Moreover, in some embodiments, a DMF device described herein does not include or comprise a capacitive feedback component, such as a capacitive feedback component comprising a thin film capacitor, an electrode for measuring capacitance, a processor, and/or a signal I/O capacity structure to perform feedback control.

Further, a device described herein can be made in any manner not inconsistent with the objectives of the present disclosure. In some instances, for example, a DMF device described herein is fabricated in a cleanroom using layer-by-layer microfabrication. As understood by one of ordinary skill in the art, such a process, in some embodiments, can comprise one or more blanket depositing steps (e.g., to deposit ITO on a glass substrate), one or more evaporating steps (e.g., to deposit a metal electrode), one or more chemical or physical vapor deposition steps (e.g., to deposit a ceramic dielectric material), and one or more patterning, masking, and/or etching steps, including one or more photolithographic steps (e.g., to define one or more electrodes or functional structures of the device). One or more spin-coating or casting steps may also be used (e.g., to deposit a hydrophobic coating on a dielectric layer).

**Supplied entries:**
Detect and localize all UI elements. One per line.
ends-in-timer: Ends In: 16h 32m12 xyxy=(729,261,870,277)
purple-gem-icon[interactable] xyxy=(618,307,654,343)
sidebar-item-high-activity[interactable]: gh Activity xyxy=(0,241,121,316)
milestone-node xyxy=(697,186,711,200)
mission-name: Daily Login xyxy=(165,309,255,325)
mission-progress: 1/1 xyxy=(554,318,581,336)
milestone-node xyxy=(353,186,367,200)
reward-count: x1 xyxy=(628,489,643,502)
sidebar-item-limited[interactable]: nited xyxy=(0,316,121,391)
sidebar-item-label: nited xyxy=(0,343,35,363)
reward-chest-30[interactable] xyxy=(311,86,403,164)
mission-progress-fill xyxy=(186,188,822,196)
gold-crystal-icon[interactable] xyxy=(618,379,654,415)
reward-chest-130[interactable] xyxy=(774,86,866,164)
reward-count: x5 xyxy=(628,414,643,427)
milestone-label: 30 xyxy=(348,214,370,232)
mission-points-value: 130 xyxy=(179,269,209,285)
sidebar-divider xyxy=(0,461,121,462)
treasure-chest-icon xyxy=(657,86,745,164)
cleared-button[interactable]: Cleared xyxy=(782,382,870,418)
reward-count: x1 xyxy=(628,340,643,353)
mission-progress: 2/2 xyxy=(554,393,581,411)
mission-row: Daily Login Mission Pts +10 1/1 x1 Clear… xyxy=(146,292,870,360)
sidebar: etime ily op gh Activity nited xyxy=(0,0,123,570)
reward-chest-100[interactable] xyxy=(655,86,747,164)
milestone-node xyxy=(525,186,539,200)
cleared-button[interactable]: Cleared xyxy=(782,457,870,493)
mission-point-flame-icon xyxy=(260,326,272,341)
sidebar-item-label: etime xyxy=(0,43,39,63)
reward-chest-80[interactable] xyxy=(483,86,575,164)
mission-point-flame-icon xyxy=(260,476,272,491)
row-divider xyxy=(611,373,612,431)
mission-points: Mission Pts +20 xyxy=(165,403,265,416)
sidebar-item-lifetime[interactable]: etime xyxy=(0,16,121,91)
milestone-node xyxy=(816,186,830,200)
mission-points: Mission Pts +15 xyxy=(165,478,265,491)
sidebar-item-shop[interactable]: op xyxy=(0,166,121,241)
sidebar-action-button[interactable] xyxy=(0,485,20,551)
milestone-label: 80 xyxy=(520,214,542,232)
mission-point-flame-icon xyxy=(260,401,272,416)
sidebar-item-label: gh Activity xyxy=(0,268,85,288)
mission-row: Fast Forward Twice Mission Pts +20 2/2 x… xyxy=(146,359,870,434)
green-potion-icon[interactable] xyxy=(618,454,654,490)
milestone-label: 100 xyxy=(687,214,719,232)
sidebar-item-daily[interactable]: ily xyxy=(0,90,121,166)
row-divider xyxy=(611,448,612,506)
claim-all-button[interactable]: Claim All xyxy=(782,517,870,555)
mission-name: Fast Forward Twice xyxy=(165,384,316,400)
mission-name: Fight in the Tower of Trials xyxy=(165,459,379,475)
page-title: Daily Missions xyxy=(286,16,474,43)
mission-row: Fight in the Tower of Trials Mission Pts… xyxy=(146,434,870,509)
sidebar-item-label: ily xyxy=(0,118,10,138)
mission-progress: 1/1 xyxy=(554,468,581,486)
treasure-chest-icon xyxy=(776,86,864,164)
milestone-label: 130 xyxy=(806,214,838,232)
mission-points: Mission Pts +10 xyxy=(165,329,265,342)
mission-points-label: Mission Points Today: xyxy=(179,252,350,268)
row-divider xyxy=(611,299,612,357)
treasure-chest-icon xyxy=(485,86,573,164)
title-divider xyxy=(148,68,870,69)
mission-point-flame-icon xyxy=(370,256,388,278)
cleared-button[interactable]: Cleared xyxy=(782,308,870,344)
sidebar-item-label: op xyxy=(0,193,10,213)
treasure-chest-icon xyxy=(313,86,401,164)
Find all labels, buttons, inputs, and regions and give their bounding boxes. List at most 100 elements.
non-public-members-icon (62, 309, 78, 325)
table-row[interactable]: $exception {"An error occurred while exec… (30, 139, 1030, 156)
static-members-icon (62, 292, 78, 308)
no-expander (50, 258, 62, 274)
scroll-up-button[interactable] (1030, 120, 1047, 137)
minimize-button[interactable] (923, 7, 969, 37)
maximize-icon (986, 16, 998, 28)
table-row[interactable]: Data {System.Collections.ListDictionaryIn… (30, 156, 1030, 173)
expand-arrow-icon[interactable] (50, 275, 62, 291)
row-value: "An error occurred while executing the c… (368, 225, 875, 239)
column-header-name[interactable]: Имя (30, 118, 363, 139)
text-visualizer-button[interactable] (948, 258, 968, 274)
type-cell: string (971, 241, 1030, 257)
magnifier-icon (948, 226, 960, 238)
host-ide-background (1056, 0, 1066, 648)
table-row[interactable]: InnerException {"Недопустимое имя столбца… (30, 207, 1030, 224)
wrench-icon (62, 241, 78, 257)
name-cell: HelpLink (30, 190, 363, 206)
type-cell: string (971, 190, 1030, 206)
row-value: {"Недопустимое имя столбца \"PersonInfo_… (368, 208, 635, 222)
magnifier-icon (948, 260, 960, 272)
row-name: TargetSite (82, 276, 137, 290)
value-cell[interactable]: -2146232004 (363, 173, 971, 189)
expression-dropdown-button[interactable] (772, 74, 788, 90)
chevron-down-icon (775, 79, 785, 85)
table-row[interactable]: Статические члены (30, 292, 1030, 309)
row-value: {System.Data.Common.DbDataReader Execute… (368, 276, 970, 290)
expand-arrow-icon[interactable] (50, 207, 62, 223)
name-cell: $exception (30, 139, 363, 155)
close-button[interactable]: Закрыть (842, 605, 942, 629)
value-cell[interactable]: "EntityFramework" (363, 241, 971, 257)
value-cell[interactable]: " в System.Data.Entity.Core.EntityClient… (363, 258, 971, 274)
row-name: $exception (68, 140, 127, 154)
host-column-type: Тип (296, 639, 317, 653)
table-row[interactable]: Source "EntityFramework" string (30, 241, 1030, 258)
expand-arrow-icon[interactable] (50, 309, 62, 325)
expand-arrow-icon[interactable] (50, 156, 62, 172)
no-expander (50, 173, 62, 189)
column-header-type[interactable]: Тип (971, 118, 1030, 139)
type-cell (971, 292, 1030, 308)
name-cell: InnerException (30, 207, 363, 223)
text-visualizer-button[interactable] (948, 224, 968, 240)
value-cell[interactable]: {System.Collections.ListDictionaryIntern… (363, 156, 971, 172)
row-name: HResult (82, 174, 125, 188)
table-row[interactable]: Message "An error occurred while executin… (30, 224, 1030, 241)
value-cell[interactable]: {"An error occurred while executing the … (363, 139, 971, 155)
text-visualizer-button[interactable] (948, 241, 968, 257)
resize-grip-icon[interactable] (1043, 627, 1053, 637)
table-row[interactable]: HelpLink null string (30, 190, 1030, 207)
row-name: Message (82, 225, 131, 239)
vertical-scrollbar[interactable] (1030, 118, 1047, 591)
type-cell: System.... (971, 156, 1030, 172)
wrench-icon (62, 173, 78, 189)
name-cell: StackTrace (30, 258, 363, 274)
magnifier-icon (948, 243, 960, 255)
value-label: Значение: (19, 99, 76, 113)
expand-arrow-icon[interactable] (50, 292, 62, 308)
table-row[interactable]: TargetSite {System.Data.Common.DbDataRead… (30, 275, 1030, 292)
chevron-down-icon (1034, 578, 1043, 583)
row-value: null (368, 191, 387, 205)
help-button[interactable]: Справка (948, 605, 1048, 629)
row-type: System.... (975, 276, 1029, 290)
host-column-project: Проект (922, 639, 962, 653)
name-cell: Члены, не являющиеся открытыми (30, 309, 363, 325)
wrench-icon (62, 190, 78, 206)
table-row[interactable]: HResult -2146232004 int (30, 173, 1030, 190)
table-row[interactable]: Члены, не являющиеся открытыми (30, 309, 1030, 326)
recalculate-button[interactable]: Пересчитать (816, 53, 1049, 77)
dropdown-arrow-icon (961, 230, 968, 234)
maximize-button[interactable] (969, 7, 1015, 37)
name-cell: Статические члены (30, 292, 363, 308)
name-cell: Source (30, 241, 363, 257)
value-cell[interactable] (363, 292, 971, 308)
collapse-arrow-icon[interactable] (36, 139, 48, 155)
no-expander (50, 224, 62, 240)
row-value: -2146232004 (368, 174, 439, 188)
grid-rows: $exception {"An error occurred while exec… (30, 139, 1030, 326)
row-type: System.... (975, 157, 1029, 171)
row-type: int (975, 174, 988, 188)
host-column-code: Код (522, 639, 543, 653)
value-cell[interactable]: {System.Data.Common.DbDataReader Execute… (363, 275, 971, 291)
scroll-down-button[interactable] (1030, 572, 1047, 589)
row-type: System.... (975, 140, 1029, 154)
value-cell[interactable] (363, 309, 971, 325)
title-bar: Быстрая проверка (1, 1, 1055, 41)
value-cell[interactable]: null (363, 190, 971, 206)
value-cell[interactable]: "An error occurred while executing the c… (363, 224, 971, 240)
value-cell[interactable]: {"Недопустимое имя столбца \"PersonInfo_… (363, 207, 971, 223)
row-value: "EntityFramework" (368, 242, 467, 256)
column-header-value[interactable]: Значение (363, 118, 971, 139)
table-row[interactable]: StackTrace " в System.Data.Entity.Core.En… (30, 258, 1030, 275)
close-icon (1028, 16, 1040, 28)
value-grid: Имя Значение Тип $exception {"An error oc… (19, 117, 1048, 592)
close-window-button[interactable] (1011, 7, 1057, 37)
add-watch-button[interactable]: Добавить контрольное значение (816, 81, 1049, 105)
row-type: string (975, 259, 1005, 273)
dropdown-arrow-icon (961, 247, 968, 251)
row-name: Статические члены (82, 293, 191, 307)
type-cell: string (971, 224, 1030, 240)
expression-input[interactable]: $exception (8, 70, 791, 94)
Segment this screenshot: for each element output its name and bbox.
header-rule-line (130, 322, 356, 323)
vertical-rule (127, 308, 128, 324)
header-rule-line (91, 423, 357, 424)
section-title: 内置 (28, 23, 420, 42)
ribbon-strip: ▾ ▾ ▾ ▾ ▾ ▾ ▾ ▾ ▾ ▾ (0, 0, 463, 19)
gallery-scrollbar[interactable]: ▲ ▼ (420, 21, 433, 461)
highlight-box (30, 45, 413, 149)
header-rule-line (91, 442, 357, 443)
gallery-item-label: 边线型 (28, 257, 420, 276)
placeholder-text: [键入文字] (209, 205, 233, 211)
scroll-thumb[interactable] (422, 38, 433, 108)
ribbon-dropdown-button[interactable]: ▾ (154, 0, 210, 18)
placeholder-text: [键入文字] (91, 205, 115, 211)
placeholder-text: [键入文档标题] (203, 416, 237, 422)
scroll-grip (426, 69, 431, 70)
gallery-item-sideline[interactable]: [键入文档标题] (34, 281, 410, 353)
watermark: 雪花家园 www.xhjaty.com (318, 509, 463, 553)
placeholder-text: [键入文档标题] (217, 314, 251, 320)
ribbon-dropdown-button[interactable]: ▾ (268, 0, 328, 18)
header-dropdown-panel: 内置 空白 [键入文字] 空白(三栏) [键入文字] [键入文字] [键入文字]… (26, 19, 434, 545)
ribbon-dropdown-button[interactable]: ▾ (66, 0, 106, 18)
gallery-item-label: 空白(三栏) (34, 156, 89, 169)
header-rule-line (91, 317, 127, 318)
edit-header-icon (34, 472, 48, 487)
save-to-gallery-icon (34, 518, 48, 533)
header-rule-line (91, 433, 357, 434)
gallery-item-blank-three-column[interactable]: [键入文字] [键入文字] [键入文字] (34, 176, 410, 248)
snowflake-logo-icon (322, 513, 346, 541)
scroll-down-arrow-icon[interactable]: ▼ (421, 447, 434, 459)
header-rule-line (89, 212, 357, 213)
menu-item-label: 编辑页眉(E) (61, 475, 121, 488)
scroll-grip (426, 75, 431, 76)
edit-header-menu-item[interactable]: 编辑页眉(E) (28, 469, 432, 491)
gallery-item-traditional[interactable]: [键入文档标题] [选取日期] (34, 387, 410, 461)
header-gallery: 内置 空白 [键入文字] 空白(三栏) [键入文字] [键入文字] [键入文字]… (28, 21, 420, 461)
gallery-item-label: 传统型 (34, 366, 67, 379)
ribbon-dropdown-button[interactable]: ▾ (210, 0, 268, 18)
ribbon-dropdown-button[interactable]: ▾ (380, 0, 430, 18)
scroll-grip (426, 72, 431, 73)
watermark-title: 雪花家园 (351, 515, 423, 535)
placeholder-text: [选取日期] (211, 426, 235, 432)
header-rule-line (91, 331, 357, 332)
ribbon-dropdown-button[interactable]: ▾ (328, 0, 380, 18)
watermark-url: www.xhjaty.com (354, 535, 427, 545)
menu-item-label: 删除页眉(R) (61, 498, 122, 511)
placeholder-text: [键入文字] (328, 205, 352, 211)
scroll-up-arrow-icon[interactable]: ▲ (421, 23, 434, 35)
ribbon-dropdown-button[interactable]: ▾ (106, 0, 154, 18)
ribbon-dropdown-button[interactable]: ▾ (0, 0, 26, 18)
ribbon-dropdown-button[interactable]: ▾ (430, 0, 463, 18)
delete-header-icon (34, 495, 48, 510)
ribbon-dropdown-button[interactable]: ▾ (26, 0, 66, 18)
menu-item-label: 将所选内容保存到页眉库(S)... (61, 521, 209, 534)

**Set problem:**
Please copy the DMF device passage word for word, from "Moreover, in some" through "perform feedback control.", inclusive. Work only from the DMF device passage, not the entries.

**Task output:**
Moreover, in some embodiments, a DMF device described herein does not include or comprise a capacitive feedback component, such as a capacitive feedback component comprising a thin film capacitor, an electrode for measuring capacitance, a processor, and/or a signal I/O capacity structure to perform feedback control.